[Figure collection entries]
— begin —

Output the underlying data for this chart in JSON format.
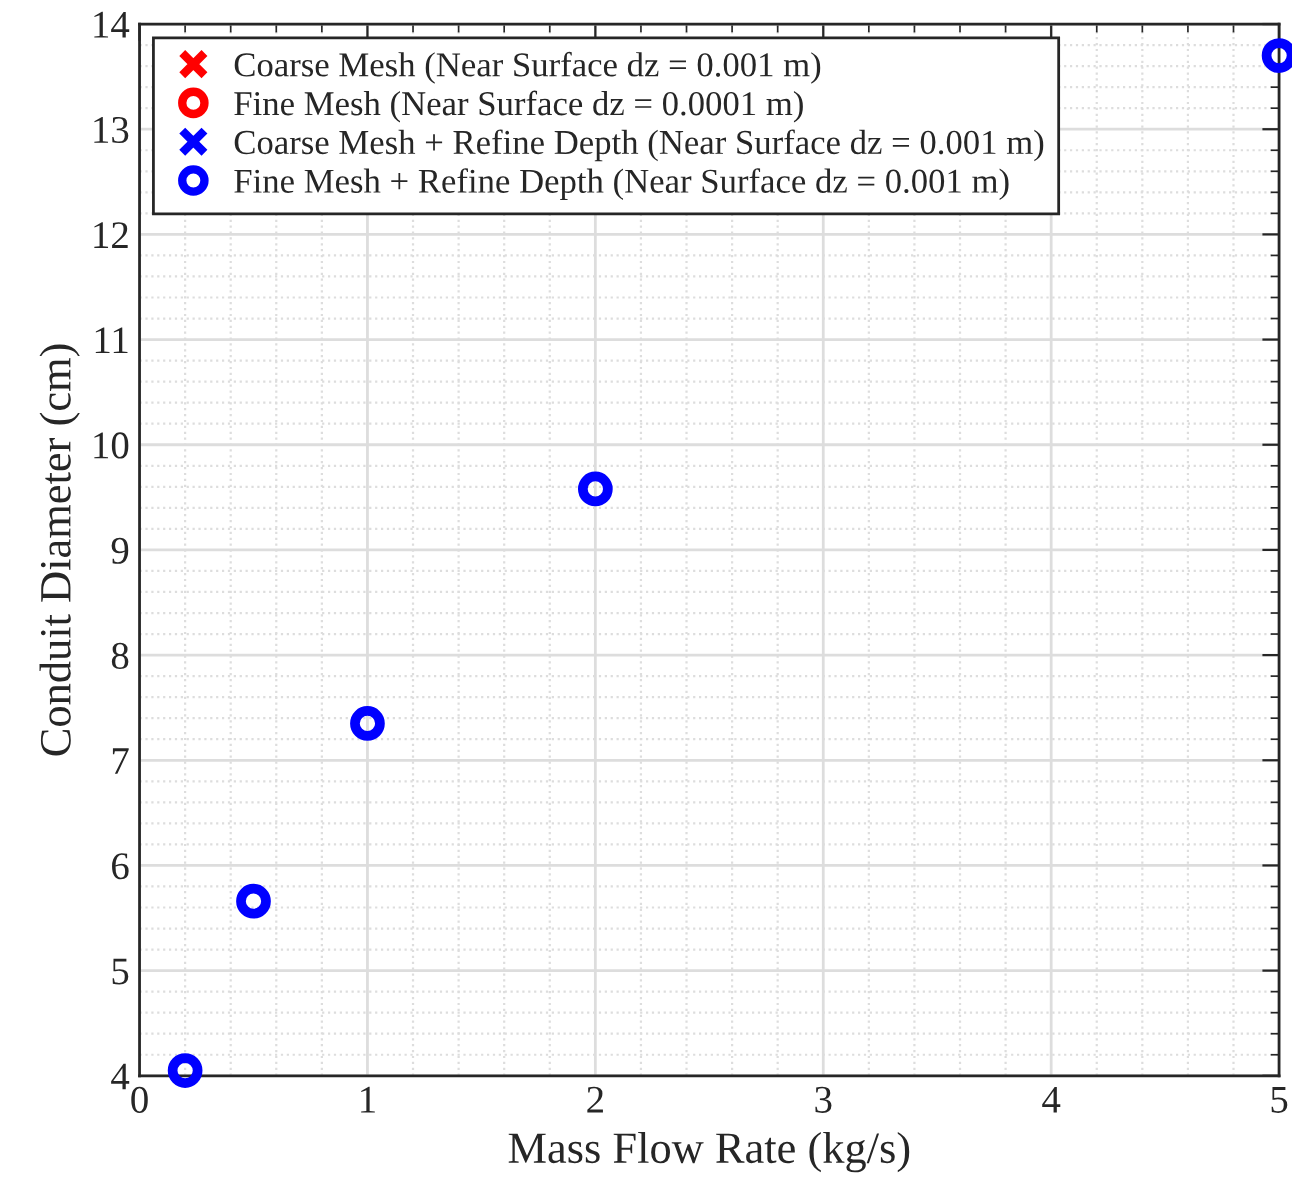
{
  "chart_data": {
    "type": "scatter",
    "xlabel": "Mass Flow Rate (kg/s)",
    "ylabel": "Conduit Diameter (cm)",
    "x": [
      0.2,
      0.5,
      1,
      2,
      5
    ],
    "series": [
      {
        "name": "Coarse Mesh (Near Surface dz = 0.001 m)",
        "color": "#ff0000",
        "marker": "cross",
        "values": [
          null,
          null,
          null,
          null,
          null
        ]
      },
      {
        "name": "Fine Mesh (Near Surface dz = 0.0001 m)",
        "color": "#ff0000",
        "marker": "circle",
        "values": [
          null,
          null,
          null,
          null,
          null
        ]
      },
      {
        "name": "Coarse Mesh + Refine Depth (Near Surface dz = 0.001 m)",
        "color": "#0000ff",
        "marker": "cross",
        "values": [
          null,
          null,
          null,
          null,
          null
        ]
      },
      {
        "name": "Fine Mesh + Refine Depth (Near Surface dz = 0.001 m)",
        "color": "#0000ff",
        "marker": "circle",
        "values": [
          4.05,
          5.66,
          7.35,
          9.58,
          13.7
        ]
      }
    ],
    "xlim": [
      0,
      5
    ],
    "xticks": [
      0,
      1,
      2,
      3,
      4,
      5
    ],
    "ylim": [
      4,
      14
    ],
    "yticks": [
      4,
      5,
      6,
      7,
      8,
      9,
      10,
      11,
      12,
      13,
      14
    ],
    "grid": true,
    "legend": "top left"
  }
}
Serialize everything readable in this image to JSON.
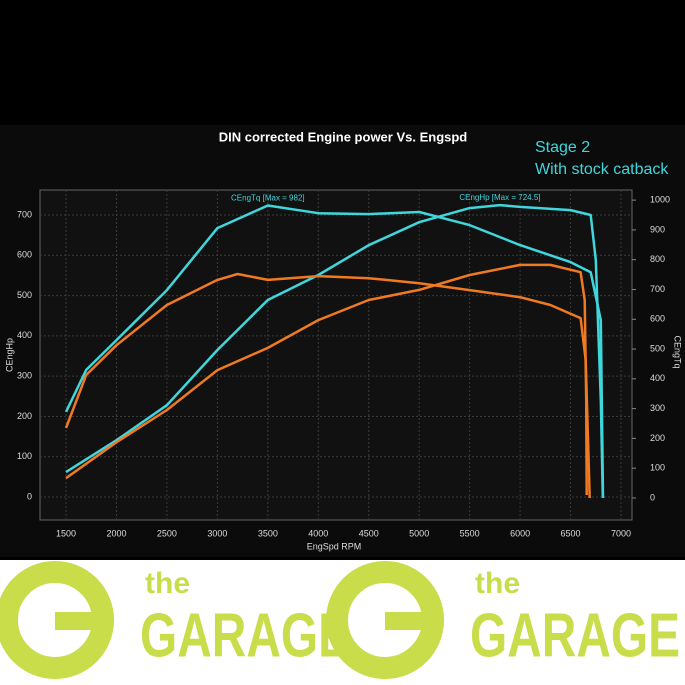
{
  "chart_data": {
    "type": "line",
    "title": "DIN corrected Engine power Vs. Engspd",
    "annotations": [
      "Stage 2",
      "With stock catback"
    ],
    "x_label": "EngSpd RPM",
    "y_label": "CEngHp",
    "y2_label": "CEngTq",
    "xlim": [
      1242,
      7109
    ],
    "ylim": [
      -57,
      762
    ],
    "y2lim": [
      -74,
      1034
    ],
    "xticks": [
      1500,
      2000,
      2500,
      3000,
      3500,
      4000,
      4500,
      5000,
      5500,
      6000,
      6500,
      7000
    ],
    "yticks": [
      0,
      100,
      200,
      300,
      400,
      500,
      600,
      700
    ],
    "y2ticks": [
      0,
      100,
      200,
      300,
      400,
      500,
      600,
      700,
      800,
      900,
      1000
    ],
    "grid": true,
    "series": [
      {
        "name": "CEngTq [Max = 982]",
        "color": "#3fd6dc",
        "axis": "y2",
        "x": [
          1500,
          1700,
          2000,
          2500,
          3000,
          3500,
          4000,
          4500,
          5000,
          5500,
          6000,
          6500,
          6700,
          6800,
          6822
        ],
        "values": [
          289,
          430,
          530,
          698,
          906,
          982,
          956,
          953,
          960,
          916,
          849,
          792,
          758,
          597,
          0
        ]
      },
      {
        "name": "CEngHp [Max = 724.5]",
        "color": "#3fd6dc",
        "x": [
          1500,
          2000,
          2500,
          3000,
          3500,
          4000,
          4500,
          5000,
          5500,
          5800,
          6000,
          6500,
          6700,
          6750,
          6800,
          6820
        ],
        "values": [
          62,
          141,
          228,
          365,
          489,
          551,
          625,
          682,
          717,
          724.5,
          720,
          712,
          700,
          588,
          241,
          0
        ]
      },
      {
        "color": "#f07a22",
        "axis": "y2",
        "x": [
          1500,
          1700,
          2000,
          2500,
          3000,
          3200,
          3500,
          4000,
          4500,
          5000,
          5500,
          6000,
          6300,
          6600,
          6650,
          6690
        ],
        "values": [
          235,
          413,
          513,
          648,
          732,
          752,
          732,
          745,
          738,
          721,
          698,
          674,
          648,
          604,
          463,
          0
        ]
      },
      {
        "color": "#f07a22",
        "x": [
          1500,
          2000,
          2500,
          3000,
          3500,
          4000,
          4500,
          5000,
          5500,
          6000,
          6300,
          6600,
          6640,
          6655,
          6660
        ],
        "values": [
          47,
          136,
          216,
          315,
          370,
          439,
          489,
          514,
          551,
          576,
          576,
          558,
          489,
          241,
          5
        ]
      }
    ]
  },
  "banner": {
    "logos": [
      {
        "small": "the",
        "big": "GARAGE"
      },
      {
        "small": "the",
        "big": "GARAGE"
      }
    ]
  }
}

— end —

What you need to do: Every line of text is to be repeated exactly; pictures are left out.

Exercise result:
Output the underlying data for this chart in JSON format.
{
  "chart_data": {
    "type": "scatter",
    "xlabel": "Mass Flow Rate (kg/s)",
    "ylabel": "Conduit Diameter (cm)",
    "x": [
      0.2,
      0.5,
      1,
      2,
      5
    ],
    "series": [
      {
        "name": "Coarse Mesh (Near Surface dz = 0.001 m)",
        "color": "#ff0000",
        "marker": "cross",
        "values": [
          null,
          null,
          null,
          null,
          null
        ]
      },
      {
        "name": "Fine Mesh (Near Surface dz = 0.0001 m)",
        "color": "#ff0000",
        "marker": "circle",
        "values": [
          null,
          null,
          null,
          null,
          null
        ]
      },
      {
        "name": "Coarse Mesh + Refine Depth (Near Surface dz = 0.001 m)",
        "color": "#0000ff",
        "marker": "cross",
        "values": [
          null,
          null,
          null,
          null,
          null
        ]
      },
      {
        "name": "Fine Mesh + Refine Depth (Near Surface dz = 0.001 m)",
        "color": "#0000ff",
        "marker": "circle",
        "values": [
          4.05,
          5.66,
          7.35,
          9.58,
          13.7
        ]
      }
    ],
    "xlim": [
      0,
      5
    ],
    "xticks": [
      0,
      1,
      2,
      3,
      4,
      5
    ],
    "ylim": [
      4,
      14
    ],
    "yticks": [
      4,
      5,
      6,
      7,
      8,
      9,
      10,
      11,
      12,
      13,
      14
    ],
    "grid": true,
    "legend": "top left"
  }
}
Serialize everything readable in this image to JSON.
{
  "chart_data": {
    "type": "line",
    "title": "DIN corrected Engine power Vs. Engspd",
    "annotations": [
      "Stage 2",
      "With stock catback"
    ],
    "x_label": "EngSpd RPM",
    "y_label": "CEngHp",
    "y2_label": "CEngTq",
    "xlim": [
      1242,
      7109
    ],
    "ylim": [
      -57,
      762
    ],
    "y2lim": [
      -74,
      1034
    ],
    "xticks": [
      1500,
      2000,
      2500,
      3000,
      3500,
      4000,
      4500,
      5000,
      5500,
      6000,
      6500,
      7000
    ],
    "yticks": [
      0,
      100,
      200,
      300,
      400,
      500,
      600,
      700
    ],
    "y2ticks": [
      0,
      100,
      200,
      300,
      400,
      500,
      600,
      700,
      800,
      900,
      1000
    ],
    "grid": true,
    "series": [
      {
        "name": "CEngTq [Max = 982]",
        "color": "#3fd6dc",
        "axis": "y2",
        "x": [
          1500,
          1700,
          2000,
          2500,
          3000,
          3500,
          4000,
          4500,
          5000,
          5500,
          6000,
          6500,
          6700,
          6800,
          6822
        ],
        "values": [
          289,
          430,
          530,
          698,
          906,
          982,
          956,
          953,
          960,
          916,
          849,
          792,
          758,
          597,
          0
        ]
      },
      {
        "name": "CEngHp [Max = 724.5]",
        "color": "#3fd6dc",
        "x": [
          1500,
          2000,
          2500,
          3000,
          3500,
          4000,
          4500,
          5000,
          5500,
          5800,
          6000,
          6500,
          6700,
          6750,
          6800,
          6820
        ],
        "values": [
          62,
          141,
          228,
          365,
          489,
          551,
          625,
          682,
          717,
          724.5,
          720,
          712,
          700,
          588,
          241,
          0
        ]
      },
      {
        "color": "#f07a22",
        "axis": "y2",
        "x": [
          1500,
          1700,
          2000,
          2500,
          3000,
          3200,
          3500,
          4000,
          4500,
          5000,
          5500,
          6000,
          6300,
          6600,
          6650,
          6690
        ],
        "values": [
          235,
          413,
          513,
          648,
          732,
          752,
          732,
          745,
          738,
          721,
          698,
          674,
          648,
          604,
          463,
          0
        ]
      },
      {
        "color": "#f07a22",
        "x": [
          1500,
          2000,
          2500,
          3000,
          3500,
          4000,
          4500,
          5000,
          5500,
          6000,
          6300,
          6600,
          6640,
          6655,
          6660
        ],
        "values": [
          47,
          136,
          216,
          315,
          370,
          439,
          489,
          514,
          551,
          576,
          576,
          558,
          489,
          241,
          5
        ]
      }
    ]
  },
  "banner": {
    "logos": [
      {
        "small": "the",
        "big": "GARAGE"
      },
      {
        "small": "the",
        "big": "GARAGE"
      }
    ]
  }
}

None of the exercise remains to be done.